EXERCISE DETAILS. Go through the entries below, tally each line with the string "RCADS", and give the final number by itself.

RECORDS FOR THE TASK.
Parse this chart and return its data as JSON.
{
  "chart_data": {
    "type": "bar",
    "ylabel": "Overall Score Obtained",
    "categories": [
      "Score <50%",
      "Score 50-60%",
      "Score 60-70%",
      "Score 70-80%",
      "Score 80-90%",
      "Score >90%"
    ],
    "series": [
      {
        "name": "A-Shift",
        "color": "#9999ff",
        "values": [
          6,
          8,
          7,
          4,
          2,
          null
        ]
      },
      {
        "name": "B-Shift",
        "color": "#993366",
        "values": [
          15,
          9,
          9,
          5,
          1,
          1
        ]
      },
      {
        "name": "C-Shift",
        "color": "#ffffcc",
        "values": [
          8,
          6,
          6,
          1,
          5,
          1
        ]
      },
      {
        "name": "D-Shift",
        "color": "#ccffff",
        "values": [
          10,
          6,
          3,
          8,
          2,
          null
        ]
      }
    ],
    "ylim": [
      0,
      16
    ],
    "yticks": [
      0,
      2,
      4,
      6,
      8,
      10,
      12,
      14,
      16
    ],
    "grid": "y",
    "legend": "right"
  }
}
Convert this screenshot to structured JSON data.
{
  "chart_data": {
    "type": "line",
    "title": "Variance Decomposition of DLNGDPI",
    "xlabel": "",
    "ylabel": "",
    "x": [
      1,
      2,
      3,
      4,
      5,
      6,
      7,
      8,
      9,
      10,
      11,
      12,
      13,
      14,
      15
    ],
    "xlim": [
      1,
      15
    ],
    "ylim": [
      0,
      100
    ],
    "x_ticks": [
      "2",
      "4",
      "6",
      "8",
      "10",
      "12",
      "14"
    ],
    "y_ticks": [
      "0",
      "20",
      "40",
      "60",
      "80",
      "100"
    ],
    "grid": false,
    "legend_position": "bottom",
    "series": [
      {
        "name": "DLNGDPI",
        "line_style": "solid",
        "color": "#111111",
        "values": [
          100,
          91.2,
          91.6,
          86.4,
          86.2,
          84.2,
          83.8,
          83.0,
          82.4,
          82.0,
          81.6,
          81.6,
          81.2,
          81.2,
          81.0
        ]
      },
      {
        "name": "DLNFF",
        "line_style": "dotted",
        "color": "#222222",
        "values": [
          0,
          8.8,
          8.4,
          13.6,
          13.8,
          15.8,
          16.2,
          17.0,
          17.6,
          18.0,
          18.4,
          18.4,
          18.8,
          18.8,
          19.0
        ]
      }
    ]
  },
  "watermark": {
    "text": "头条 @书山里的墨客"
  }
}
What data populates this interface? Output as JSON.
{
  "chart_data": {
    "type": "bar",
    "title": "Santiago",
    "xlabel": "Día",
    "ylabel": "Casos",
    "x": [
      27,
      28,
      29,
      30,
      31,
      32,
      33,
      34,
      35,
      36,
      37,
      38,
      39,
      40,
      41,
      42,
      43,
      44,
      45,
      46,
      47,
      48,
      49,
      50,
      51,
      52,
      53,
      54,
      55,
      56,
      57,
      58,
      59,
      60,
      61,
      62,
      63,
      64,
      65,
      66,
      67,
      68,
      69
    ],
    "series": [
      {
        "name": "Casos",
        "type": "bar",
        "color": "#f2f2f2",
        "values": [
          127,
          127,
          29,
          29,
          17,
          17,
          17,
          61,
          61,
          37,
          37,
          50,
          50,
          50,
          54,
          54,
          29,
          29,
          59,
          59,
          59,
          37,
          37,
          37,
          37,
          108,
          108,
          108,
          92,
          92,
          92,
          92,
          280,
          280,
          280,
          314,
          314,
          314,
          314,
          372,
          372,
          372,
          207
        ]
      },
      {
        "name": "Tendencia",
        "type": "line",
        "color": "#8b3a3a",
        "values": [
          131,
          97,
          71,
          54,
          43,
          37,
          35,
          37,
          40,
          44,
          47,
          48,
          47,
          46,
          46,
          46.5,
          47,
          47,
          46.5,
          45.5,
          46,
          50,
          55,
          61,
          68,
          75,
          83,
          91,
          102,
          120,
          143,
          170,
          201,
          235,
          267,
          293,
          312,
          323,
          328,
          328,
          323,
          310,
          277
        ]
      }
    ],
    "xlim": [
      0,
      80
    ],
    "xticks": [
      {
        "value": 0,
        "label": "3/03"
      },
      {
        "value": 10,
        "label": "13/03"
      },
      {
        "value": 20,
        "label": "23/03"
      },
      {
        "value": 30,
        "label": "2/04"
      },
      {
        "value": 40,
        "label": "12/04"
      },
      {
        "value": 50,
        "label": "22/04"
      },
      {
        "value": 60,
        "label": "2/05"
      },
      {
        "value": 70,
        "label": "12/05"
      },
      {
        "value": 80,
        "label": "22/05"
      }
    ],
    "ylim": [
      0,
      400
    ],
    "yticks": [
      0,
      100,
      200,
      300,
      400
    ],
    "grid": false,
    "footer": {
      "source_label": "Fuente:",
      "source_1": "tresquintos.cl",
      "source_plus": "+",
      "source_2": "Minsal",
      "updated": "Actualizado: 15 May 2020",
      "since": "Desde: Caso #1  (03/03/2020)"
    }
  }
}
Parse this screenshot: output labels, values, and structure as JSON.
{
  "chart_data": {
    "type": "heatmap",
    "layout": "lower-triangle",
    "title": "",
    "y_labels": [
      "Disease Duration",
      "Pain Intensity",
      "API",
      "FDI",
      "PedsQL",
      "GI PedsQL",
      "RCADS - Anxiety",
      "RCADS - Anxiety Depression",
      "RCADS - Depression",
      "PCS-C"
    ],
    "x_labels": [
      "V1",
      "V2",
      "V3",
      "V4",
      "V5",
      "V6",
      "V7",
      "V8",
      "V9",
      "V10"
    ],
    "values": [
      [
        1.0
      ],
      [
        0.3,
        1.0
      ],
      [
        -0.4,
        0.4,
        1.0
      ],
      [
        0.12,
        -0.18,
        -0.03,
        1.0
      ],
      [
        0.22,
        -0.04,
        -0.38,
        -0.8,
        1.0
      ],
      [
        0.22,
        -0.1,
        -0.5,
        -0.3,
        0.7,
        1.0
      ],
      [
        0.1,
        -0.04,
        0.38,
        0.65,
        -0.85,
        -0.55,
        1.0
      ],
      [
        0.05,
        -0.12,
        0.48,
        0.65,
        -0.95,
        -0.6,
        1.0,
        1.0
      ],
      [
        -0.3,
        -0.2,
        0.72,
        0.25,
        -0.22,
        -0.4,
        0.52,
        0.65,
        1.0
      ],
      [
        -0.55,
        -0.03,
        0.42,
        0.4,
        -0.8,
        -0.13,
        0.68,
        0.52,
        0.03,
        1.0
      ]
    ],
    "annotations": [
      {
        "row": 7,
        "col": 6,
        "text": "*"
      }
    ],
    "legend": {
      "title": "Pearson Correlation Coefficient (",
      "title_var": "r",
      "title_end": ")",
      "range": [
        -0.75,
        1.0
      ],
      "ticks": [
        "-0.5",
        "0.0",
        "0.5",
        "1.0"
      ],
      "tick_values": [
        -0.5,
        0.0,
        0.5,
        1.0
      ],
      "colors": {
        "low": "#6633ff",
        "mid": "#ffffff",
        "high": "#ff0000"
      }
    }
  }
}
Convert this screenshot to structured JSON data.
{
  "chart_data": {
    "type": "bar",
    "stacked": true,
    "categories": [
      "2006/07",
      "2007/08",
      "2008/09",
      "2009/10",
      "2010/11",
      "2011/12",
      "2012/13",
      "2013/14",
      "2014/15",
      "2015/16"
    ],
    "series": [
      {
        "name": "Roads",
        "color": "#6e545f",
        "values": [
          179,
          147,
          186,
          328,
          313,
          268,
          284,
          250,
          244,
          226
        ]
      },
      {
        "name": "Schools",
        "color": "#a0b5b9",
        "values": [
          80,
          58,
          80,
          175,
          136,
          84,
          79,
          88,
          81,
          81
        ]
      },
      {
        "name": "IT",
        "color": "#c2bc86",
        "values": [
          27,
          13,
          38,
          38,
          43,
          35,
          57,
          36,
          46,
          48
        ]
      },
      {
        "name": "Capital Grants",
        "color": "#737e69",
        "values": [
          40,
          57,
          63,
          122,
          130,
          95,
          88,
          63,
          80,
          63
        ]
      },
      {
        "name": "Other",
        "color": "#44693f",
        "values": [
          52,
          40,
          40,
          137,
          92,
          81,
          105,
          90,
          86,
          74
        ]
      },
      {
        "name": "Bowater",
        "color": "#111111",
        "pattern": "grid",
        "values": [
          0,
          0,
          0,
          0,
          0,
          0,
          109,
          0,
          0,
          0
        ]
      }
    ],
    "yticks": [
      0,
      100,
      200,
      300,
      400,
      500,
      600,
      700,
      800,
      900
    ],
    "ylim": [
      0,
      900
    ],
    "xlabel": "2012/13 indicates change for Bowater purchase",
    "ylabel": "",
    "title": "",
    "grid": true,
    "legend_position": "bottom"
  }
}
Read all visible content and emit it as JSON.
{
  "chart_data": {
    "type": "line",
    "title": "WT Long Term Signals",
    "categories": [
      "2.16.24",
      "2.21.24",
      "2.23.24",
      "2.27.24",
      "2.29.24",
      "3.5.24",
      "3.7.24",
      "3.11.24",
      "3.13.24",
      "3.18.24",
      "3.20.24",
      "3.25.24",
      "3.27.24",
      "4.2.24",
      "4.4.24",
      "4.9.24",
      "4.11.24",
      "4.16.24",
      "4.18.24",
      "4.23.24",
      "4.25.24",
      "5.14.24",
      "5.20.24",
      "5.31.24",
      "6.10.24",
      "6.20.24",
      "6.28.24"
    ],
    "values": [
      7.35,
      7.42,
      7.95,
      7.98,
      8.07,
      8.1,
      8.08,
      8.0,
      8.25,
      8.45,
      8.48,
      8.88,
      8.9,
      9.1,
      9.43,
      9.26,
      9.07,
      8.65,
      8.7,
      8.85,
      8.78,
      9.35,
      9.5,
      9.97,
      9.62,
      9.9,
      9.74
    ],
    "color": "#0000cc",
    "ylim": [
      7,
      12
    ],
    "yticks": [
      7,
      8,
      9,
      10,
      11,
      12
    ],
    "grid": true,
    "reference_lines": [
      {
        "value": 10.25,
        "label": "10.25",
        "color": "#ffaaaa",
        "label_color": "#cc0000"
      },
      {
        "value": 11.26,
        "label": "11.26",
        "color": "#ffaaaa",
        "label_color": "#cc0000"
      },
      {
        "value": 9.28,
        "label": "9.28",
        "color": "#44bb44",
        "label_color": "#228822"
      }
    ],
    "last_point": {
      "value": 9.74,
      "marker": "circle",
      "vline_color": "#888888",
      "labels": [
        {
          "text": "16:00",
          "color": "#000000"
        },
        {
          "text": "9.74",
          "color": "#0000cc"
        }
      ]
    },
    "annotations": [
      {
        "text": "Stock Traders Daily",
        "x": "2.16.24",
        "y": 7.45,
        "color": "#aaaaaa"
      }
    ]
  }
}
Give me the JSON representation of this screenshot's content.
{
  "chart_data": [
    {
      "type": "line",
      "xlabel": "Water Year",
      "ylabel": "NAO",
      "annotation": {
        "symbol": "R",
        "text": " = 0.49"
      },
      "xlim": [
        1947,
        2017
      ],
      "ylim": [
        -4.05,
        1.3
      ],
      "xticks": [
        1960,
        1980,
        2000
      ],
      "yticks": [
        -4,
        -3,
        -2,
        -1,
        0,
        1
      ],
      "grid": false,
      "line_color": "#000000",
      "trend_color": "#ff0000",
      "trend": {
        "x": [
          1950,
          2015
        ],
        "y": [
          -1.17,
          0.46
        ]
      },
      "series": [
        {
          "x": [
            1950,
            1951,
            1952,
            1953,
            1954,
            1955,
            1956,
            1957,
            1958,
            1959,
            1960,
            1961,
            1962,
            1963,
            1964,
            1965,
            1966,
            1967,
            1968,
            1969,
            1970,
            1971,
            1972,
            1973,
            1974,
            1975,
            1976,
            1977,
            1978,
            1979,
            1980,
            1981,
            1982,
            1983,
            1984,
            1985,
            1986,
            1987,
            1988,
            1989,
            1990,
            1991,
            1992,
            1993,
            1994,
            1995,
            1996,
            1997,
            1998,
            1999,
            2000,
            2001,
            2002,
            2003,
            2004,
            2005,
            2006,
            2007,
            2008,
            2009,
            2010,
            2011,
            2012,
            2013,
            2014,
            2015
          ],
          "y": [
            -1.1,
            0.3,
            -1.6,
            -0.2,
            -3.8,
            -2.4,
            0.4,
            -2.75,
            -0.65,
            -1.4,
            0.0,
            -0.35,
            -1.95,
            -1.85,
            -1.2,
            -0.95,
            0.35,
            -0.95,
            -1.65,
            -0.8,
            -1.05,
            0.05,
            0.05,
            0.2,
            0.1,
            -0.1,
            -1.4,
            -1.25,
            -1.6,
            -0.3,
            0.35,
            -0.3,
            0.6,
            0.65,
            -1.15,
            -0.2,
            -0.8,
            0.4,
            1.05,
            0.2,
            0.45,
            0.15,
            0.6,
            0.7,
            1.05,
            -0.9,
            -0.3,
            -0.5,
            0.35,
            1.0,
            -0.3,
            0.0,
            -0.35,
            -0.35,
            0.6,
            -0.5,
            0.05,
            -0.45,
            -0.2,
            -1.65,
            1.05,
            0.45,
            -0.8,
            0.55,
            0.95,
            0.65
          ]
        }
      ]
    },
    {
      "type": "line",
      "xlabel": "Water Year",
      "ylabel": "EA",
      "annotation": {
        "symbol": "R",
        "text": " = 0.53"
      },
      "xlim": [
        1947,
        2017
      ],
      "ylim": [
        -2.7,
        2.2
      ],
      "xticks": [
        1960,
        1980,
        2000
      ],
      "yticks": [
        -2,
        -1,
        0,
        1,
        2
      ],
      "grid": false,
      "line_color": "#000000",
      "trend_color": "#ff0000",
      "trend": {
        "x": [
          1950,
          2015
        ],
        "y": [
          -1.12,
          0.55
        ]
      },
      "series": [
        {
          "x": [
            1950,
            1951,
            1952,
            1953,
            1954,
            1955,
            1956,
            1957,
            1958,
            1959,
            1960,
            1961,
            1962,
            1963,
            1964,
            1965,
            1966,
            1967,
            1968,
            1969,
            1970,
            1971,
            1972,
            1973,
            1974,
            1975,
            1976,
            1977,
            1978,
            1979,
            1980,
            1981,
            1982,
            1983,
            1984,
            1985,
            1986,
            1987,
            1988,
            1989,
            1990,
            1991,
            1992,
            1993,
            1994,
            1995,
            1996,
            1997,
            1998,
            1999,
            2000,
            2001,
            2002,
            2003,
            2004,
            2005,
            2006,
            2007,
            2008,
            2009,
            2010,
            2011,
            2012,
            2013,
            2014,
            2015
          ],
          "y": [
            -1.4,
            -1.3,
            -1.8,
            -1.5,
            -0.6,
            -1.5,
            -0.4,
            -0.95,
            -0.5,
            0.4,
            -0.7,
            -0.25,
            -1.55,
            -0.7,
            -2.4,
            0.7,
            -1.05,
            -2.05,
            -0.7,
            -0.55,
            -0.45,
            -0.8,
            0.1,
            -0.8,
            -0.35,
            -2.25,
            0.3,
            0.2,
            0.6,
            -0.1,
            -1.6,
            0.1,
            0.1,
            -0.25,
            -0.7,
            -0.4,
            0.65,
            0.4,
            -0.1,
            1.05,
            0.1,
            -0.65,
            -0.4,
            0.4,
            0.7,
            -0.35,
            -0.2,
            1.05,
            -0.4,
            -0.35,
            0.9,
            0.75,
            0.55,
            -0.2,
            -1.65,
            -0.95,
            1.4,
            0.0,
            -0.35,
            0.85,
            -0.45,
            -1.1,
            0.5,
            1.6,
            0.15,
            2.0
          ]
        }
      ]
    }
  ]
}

WRITTEN REPLY. 3